BEGIN INFORMATION SUPPLIED
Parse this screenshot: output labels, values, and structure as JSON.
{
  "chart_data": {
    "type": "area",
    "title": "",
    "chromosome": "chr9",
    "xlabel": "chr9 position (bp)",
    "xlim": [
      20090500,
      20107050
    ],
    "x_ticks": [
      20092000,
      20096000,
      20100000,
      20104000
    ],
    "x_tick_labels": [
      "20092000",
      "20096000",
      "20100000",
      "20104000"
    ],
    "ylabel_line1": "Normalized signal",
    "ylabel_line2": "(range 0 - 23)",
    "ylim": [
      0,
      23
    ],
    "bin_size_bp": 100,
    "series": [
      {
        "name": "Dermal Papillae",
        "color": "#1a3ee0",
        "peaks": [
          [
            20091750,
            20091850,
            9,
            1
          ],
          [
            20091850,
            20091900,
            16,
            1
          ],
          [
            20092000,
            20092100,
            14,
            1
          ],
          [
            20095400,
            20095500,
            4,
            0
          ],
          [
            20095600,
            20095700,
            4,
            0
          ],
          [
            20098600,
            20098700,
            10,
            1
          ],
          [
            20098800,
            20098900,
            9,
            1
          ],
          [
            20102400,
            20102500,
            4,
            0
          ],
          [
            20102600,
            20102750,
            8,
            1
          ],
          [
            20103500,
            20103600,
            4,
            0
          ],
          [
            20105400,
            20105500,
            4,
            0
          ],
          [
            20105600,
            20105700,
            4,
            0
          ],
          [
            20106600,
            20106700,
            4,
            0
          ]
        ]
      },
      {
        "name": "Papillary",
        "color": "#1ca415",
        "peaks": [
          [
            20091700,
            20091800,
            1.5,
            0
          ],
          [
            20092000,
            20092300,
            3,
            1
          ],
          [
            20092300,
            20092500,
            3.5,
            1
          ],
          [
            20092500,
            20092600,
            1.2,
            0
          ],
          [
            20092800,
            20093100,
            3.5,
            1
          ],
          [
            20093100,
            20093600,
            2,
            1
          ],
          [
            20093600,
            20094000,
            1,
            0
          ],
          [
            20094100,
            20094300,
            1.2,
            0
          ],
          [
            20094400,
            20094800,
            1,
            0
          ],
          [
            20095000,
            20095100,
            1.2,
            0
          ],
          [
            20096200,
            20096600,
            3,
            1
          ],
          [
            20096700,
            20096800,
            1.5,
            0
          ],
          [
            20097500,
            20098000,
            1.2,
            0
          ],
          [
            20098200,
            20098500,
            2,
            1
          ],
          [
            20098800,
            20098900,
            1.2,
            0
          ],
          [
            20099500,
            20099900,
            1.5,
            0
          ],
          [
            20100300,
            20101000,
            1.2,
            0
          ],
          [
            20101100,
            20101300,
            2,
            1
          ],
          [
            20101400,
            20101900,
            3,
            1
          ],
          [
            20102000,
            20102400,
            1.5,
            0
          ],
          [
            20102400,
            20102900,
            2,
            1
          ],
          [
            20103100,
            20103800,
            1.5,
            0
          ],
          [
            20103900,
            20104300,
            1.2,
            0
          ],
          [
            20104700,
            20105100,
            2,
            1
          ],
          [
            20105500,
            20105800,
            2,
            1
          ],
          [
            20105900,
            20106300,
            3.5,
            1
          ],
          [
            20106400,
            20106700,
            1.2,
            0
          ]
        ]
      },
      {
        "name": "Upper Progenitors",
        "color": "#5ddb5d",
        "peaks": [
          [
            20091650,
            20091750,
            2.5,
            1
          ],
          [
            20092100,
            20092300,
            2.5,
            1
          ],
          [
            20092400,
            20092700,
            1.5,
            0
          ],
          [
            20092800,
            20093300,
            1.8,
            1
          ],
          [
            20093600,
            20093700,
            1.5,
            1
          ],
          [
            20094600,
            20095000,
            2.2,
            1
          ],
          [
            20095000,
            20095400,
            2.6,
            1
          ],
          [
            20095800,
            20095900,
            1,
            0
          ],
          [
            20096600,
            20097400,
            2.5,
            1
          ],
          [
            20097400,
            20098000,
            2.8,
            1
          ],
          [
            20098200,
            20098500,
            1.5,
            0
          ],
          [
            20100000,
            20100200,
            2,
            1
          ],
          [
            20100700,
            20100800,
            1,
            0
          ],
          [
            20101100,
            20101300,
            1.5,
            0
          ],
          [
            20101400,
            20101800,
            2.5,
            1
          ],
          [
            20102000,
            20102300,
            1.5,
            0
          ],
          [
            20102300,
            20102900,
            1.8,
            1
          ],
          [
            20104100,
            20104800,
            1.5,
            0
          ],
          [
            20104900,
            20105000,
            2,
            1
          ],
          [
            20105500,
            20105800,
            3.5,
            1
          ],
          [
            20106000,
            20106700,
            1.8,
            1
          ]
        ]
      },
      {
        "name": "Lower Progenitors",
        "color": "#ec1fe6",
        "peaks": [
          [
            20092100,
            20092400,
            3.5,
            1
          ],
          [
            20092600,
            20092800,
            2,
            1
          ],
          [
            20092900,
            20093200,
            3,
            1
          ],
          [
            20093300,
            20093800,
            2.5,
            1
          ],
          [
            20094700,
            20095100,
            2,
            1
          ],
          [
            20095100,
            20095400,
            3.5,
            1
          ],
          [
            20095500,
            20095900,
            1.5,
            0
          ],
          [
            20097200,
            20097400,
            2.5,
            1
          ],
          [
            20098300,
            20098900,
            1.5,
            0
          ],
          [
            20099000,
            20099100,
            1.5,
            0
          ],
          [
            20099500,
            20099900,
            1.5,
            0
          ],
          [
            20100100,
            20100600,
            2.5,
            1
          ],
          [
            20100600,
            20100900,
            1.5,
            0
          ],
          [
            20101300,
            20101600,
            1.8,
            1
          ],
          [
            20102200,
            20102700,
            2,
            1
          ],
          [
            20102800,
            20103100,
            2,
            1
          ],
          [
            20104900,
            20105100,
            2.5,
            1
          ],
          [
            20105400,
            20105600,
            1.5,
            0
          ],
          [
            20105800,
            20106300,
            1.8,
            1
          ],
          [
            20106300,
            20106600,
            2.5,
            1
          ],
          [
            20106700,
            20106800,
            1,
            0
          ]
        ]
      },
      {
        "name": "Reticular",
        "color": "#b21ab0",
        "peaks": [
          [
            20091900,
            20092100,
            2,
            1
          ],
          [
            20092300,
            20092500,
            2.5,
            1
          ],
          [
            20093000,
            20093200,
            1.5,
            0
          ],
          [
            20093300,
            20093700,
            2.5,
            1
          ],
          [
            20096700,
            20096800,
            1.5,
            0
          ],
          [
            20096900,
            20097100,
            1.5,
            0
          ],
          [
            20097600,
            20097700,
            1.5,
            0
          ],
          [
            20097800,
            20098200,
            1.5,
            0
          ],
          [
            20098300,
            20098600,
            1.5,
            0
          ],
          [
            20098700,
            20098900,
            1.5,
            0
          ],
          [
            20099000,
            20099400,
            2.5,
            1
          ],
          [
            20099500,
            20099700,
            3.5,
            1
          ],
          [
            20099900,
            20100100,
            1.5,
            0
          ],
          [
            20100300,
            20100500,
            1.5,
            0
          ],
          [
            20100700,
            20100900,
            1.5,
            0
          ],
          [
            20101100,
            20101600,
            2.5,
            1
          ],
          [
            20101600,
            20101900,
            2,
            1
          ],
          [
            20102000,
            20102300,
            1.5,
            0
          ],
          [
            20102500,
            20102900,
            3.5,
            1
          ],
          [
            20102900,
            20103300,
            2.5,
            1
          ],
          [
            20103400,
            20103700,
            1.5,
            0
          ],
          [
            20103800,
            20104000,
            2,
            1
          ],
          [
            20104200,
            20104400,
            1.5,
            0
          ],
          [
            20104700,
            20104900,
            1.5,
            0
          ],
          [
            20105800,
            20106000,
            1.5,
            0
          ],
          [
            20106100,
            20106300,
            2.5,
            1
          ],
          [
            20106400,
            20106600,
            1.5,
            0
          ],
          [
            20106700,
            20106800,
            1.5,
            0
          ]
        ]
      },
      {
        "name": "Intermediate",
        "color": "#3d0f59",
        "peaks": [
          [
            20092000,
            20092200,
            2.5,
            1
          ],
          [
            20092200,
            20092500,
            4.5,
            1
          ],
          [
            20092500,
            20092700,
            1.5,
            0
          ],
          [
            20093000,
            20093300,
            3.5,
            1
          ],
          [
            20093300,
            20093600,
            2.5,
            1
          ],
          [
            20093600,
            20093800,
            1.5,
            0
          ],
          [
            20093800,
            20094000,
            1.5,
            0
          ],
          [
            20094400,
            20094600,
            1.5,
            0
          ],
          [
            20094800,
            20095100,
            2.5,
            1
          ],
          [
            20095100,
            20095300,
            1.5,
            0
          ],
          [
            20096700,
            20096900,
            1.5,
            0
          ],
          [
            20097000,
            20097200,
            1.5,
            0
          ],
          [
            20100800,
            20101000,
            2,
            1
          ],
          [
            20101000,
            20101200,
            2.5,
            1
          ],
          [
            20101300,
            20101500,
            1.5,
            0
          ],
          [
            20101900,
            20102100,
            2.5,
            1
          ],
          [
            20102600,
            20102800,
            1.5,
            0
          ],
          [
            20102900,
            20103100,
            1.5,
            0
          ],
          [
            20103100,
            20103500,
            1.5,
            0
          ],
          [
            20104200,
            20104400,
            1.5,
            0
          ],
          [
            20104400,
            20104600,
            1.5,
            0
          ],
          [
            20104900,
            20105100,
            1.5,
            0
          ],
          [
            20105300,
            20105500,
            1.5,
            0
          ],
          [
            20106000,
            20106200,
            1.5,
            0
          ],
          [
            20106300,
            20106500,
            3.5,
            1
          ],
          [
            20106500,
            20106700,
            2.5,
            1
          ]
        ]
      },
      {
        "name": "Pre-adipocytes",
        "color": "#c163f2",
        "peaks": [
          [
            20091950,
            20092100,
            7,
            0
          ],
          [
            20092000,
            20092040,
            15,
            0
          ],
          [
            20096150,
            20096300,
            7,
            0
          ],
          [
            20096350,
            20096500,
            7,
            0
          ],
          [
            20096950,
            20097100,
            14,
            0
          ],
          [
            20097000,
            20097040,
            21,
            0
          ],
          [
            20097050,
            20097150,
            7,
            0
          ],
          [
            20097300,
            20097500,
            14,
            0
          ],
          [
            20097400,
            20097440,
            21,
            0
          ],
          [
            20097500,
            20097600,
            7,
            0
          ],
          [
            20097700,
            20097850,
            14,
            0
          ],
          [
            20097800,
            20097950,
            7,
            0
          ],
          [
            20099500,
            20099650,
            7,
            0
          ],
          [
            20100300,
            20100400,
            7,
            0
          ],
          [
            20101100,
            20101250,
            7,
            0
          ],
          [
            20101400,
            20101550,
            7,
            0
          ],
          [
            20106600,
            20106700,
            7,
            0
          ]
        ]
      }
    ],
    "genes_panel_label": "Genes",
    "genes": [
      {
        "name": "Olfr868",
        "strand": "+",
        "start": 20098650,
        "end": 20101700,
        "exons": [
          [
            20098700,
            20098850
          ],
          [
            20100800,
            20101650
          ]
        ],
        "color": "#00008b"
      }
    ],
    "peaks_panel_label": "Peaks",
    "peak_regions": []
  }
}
END INFORMATION SUPPLIED
Go through the records above and copy each line where "Progenitors" is found.

        "name": "Upper Progenitors",
        "name": "Lower Progenitors",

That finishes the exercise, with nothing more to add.